(Collection entries)
## Begin

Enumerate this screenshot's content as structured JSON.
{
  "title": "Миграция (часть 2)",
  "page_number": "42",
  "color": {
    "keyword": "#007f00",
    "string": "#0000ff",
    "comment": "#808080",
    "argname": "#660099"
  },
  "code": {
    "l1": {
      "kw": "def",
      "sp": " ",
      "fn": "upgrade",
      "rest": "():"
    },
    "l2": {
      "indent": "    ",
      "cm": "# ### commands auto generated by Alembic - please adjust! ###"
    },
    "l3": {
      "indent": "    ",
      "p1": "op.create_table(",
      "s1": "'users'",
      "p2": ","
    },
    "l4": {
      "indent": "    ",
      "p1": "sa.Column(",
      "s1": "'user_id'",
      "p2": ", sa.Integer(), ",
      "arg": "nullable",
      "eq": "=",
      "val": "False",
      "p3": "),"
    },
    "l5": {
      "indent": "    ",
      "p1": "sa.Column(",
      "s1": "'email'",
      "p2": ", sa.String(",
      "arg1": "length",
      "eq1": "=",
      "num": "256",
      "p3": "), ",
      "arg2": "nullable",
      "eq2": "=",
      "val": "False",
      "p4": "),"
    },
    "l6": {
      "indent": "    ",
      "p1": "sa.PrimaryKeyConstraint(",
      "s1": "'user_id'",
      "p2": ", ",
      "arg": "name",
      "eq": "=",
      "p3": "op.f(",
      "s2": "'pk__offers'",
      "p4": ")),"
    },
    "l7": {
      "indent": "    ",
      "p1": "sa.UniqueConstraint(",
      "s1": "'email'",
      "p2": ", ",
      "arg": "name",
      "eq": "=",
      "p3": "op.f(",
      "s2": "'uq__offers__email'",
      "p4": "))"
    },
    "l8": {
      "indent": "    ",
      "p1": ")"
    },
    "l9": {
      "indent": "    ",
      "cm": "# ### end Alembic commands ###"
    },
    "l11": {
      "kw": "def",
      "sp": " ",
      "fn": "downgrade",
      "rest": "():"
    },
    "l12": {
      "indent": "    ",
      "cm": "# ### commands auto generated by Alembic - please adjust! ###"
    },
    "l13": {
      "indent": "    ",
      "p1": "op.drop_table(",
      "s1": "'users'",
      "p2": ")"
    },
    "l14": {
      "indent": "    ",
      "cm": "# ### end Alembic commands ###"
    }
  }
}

## End
## Begin

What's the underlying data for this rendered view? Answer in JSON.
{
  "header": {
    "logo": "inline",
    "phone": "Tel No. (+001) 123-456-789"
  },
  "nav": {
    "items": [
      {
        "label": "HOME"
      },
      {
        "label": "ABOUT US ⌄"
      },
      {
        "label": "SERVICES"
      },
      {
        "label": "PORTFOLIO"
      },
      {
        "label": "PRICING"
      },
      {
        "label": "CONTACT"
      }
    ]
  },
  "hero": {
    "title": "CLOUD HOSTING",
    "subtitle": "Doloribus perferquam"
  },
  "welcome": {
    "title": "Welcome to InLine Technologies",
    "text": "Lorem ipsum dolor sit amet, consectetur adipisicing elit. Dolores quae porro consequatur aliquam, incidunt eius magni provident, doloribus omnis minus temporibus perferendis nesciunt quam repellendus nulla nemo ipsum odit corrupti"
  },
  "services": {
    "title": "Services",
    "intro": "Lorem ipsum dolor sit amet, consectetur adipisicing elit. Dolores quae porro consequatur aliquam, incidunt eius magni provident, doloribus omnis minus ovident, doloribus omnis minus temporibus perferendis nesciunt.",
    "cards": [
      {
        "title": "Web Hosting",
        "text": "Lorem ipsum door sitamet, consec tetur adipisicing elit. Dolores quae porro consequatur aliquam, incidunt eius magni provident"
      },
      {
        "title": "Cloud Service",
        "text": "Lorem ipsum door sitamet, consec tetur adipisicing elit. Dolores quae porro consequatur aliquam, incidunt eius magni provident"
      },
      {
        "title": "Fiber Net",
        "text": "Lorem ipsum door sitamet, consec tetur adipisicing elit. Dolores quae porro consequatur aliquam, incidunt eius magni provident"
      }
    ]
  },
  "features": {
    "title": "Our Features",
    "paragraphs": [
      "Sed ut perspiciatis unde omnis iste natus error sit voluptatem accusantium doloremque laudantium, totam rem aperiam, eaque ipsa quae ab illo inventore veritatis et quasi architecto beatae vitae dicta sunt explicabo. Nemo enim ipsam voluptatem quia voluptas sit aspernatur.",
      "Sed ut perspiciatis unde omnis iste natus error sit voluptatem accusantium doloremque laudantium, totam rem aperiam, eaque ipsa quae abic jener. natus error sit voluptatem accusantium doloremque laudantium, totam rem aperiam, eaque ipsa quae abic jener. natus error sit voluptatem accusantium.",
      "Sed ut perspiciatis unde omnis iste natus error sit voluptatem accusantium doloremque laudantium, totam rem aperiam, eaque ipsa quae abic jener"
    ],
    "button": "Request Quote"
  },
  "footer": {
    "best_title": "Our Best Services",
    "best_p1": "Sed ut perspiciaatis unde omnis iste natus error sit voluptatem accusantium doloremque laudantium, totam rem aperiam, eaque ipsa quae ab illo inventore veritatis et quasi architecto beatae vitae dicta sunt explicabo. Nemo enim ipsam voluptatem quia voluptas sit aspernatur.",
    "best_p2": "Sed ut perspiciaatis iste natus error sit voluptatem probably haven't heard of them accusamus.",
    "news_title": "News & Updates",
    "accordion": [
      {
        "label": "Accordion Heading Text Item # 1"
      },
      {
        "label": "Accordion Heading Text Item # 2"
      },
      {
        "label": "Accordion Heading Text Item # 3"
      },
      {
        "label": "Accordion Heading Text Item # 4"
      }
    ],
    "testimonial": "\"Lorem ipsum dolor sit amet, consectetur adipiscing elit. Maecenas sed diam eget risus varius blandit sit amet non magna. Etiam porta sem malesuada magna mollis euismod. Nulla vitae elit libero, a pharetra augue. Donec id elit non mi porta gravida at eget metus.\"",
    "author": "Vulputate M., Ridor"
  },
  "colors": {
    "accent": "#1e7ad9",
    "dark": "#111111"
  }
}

## End

_Short problem:_ Go through the records line by line and count those containing the string "ipsam". Give only the total.

_Final result:_ 2